Extracted records:
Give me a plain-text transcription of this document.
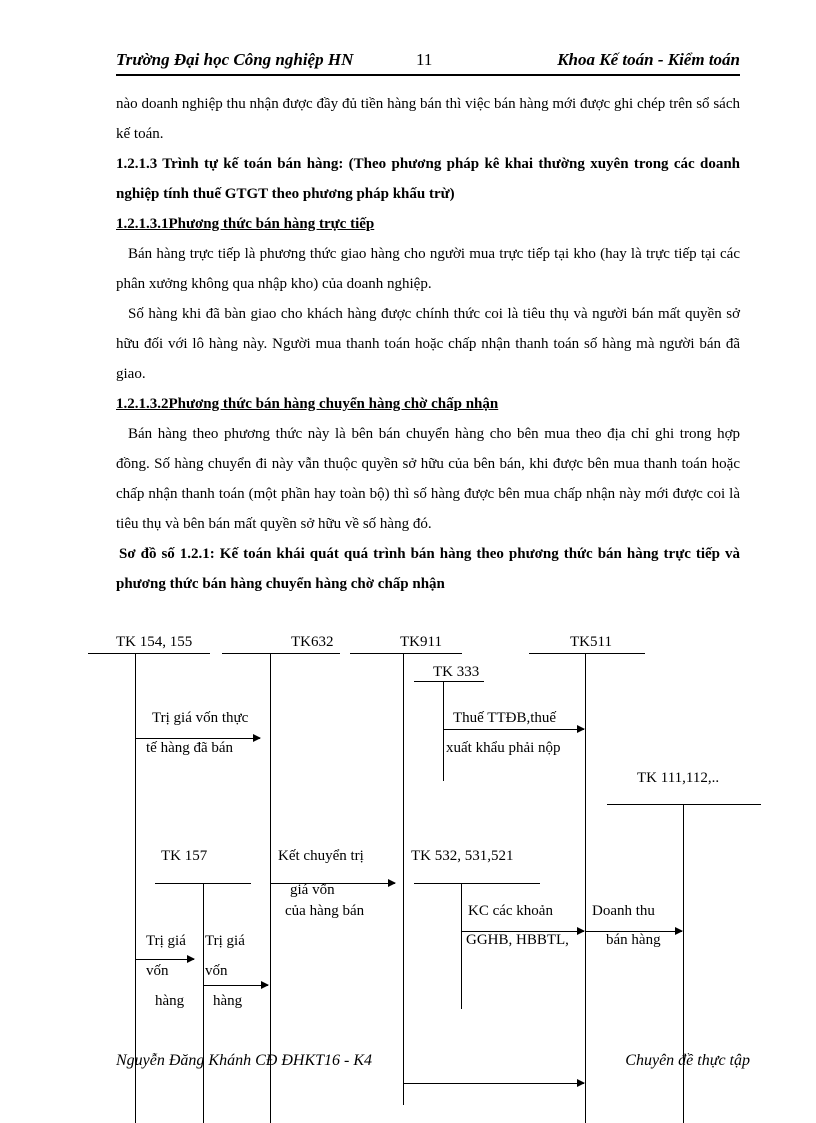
Trường Đại học Công nghiệp HN	11	Khoa Kế toán - Kiểm toán

nào doanh nghiệp thu nhận được đầy đủ tiền hàng bán thì việc bán hàng mới được ghi chép trên sổ sách kế toán.

1.2.1.3 Trình tự kế toán bán hàng: (Theo phương pháp kê khai thường xuyên trong các doanh nghiệp tính thuế GTGT theo phương pháp khấu trừ)

1.2.1.3.1Phương thức bán hàng trực tiếp

Bán hàng trực tiếp là phương thức giao hàng cho người mua trực tiếp tại kho (hay là trực tiếp tại các phân xưởng không qua nhập kho) của doanh nghiệp.

Số hàng khi đã bàn giao cho khách hàng được chính thức coi là tiêu thụ và người bán mất quyền sở hữu đối với lô hàng này. Người mua thanh toán hoặc chấp nhận thanh toán số hàng mà người bán đã giao.

1.2.1.3.2Phương thức bán hàng chuyển hàng chờ chấp nhận

Bán hàng theo phương thức này là bên bán chuyển hàng cho bên mua theo địa chỉ ghi trong hợp đồng. Số hàng chuyển đi này vẫn thuộc quyền sở hữu của bên bán, khi được bên mua thanh toán hoặc chấp nhận thanh toán (một phần hay toàn bộ) thì số hàng được bên mua chấp nhận này mới được coi là tiêu thụ và bên bán mất quyền sở hữu về số hàng đó.

Sơ đồ số 1.2.1: Kế toán khái quát quá trình bán hàng theo phương thức bán hàng trực tiếp và phương thức bán hàng chuyển hàng chờ chấp nhận

TK 154, 155	TK632	TK911	TK511
TK 333
Trị giá vốn thực
tế hàng đã bán
Thuế TTĐB,thuế
xuất khẩu phải nộp
TK 111,112,..
TK 157	Kết chuyển trị
giá vốn
của hàng bán
TK 532, 531,521
KC các khoản
GGHB, HBBTL,
Doanh thu
bán hàng
Trị giá
vốn
hàng
Trị giá
vốn
hàng
Nguyễn Đăng Khánh CĐ ĐHKT16 - K4	Chuyên đề thực tập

Work to be completed: Sift the material for lines with the string "nghiệp". Copy each one found.

Solution:
Trường Đại học Công nghiệp HN	11	Khoa Kế toán - Kiểm toán
nào doanh nghiệp thu nhận được đầy đủ tiền hàng bán thì việc bán hàng mới được ghi chép trên sổ sách kế toán.
1.2.1.3 Trình tự kế toán bán hàng: (Theo phương pháp kê khai thường xuyên trong các doanh nghiệp tính thuế GTGT theo phương pháp khấu trừ)
Bán hàng trực tiếp là phương thức giao hàng cho người mua trực tiếp tại kho (hay là trực tiếp tại các phân xưởng không qua nhập kho) của doanh nghiệp.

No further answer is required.